** Start Stored data **
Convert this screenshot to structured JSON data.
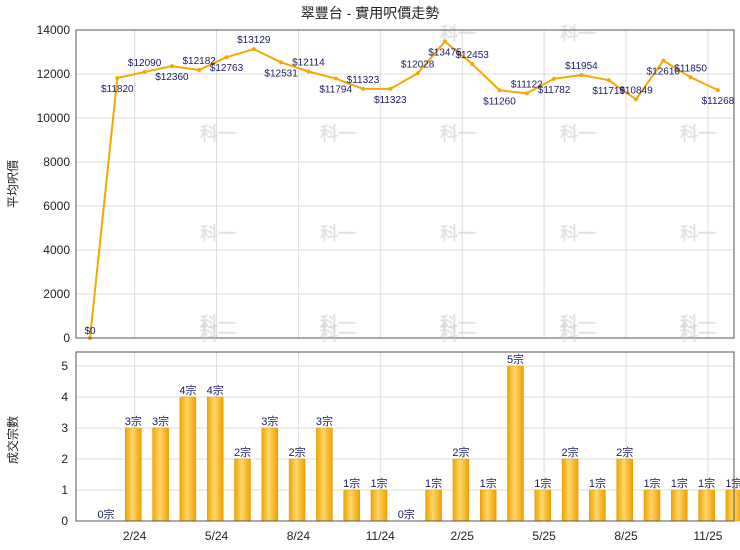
{
  "chart_data": [
    {
      "type": "line",
      "title": "翠豐台 - 實用呎價走勢",
      "ylabel": "平均呎價",
      "ylim": [
        0,
        14000
      ],
      "yticks": [
        0,
        2000,
        4000,
        6000,
        8000,
        10000,
        12000,
        14000
      ],
      "color": "#f5a800",
      "values": [
        0,
        11820,
        12090,
        12360,
        12182,
        12763,
        13129,
        12531,
        12114,
        11794,
        11323,
        11323,
        12028,
        13475,
        12453,
        11260,
        11122,
        11782,
        11954,
        11719,
        10849,
        12610,
        11850,
        11268
      ],
      "labels": [
        "$0",
        "$11820",
        "$12090",
        "$12360",
        "$12182",
        "$12763",
        "$13129",
        "$12531",
        "$12114",
        "$11794",
        "$11323",
        "$11323",
        "$12028",
        "$13475",
        "$12453",
        "$11260",
        "$11122",
        "$11782",
        "$11954",
        "$11719",
        "$10849",
        "$12610",
        "$11850",
        "$11268"
      ]
    },
    {
      "type": "bar",
      "ylabel": "成交宗數",
      "ylim": [
        0,
        5
      ],
      "yticks": [
        0,
        1,
        2,
        3,
        4,
        5
      ],
      "color": "#f5a800",
      "values": [
        0,
        3,
        3,
        4,
        4,
        2,
        3,
        2,
        3,
        1,
        1,
        0,
        1,
        2,
        1,
        5,
        1,
        2,
        1,
        2,
        1,
        1,
        1,
        1
      ],
      "labels": [
        "0宗",
        "3宗",
        "3宗",
        "4宗",
        "4宗",
        "2宗",
        "3宗",
        "2宗",
        "3宗",
        "1宗",
        "1宗",
        "0宗",
        "1宗",
        "2宗",
        "1宗",
        "5宗",
        "1宗",
        "2宗",
        "1宗",
        "2宗",
        "1宗",
        "1宗",
        "1宗",
        "1宗"
      ],
      "xticks": [
        "2/24",
        "5/24",
        "8/24",
        "11/24",
        "2/25",
        "5/25",
        "8/25",
        "11/25"
      ]
    }
  ],
  "watermark": "科一"
}
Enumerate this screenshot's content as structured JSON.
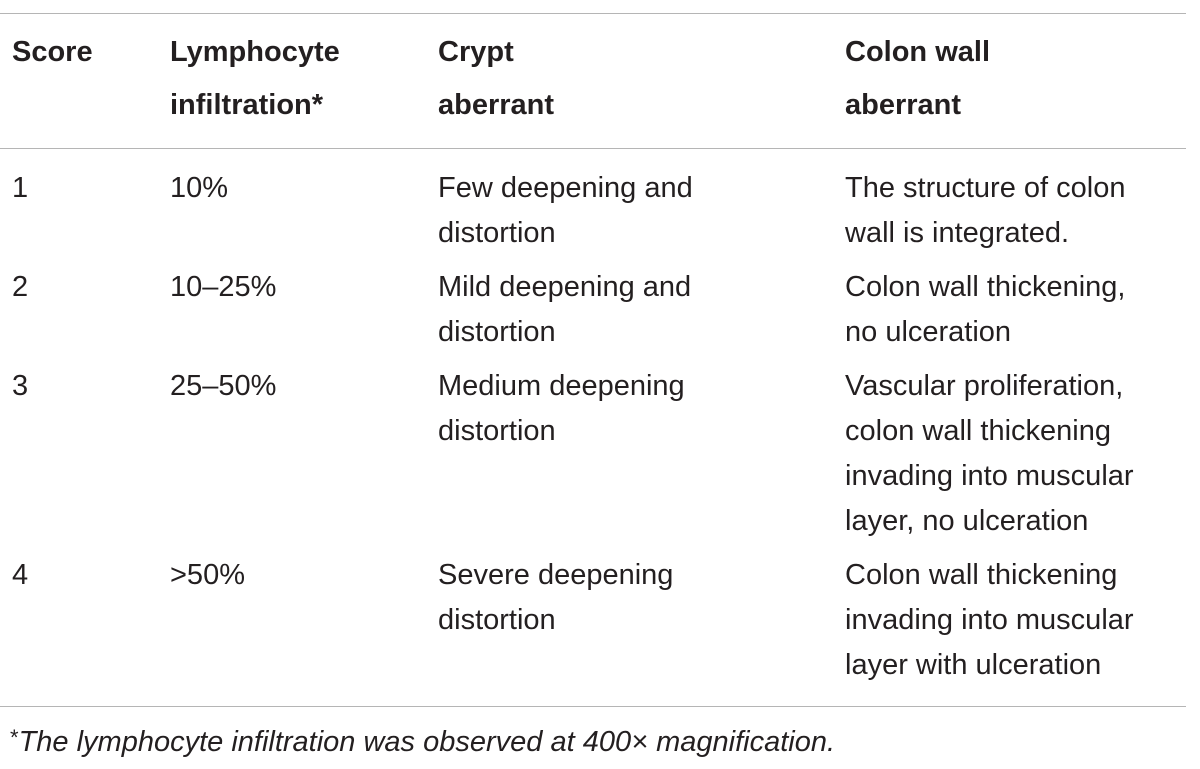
{
  "table": {
    "headers": [
      {
        "lines": [
          "Score"
        ]
      },
      {
        "lines": [
          "Lymphocyte",
          "infiltration*"
        ]
      },
      {
        "lines": [
          "Crypt",
          "aberrant"
        ]
      },
      {
        "lines": [
          "Colon wall",
          "aberrant"
        ]
      }
    ],
    "rows": [
      {
        "score": "1",
        "lymphocyte": "10%",
        "crypt": [
          "Few deepening and",
          "distortion"
        ],
        "colon_wall": [
          "The structure of colon",
          "wall is integrated."
        ]
      },
      {
        "score": "2",
        "lymphocyte": "10–25%",
        "crypt": [
          "Mild deepening and",
          "distortion"
        ],
        "colon_wall": [
          "Colon wall thickening,",
          "no ulceration"
        ]
      },
      {
        "score": "3",
        "lymphocyte": "25–50%",
        "crypt": [
          "Medium deepening",
          "distortion"
        ],
        "colon_wall": [
          "Vascular proliferation,",
          "colon wall thickening",
          "invading into muscular",
          "layer, no ulceration"
        ]
      },
      {
        "score": "4",
        "lymphocyte": ">50%",
        "crypt": [
          "Severe deepening",
          "distortion"
        ],
        "colon_wall": [
          "Colon wall thickening",
          "invading into muscular",
          "layer with ulceration"
        ]
      }
    ]
  },
  "footnote": {
    "marker": "*",
    "text": "The lymphocyte infiltration was observed at 400× magnification."
  }
}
** End Stored data **
What to work on: Pick out lines containing the word "infiltration", each one as written.

Exercise result:
          "infiltration*"
    "text": "The lymphocyte infiltration was observed at 400× magnification."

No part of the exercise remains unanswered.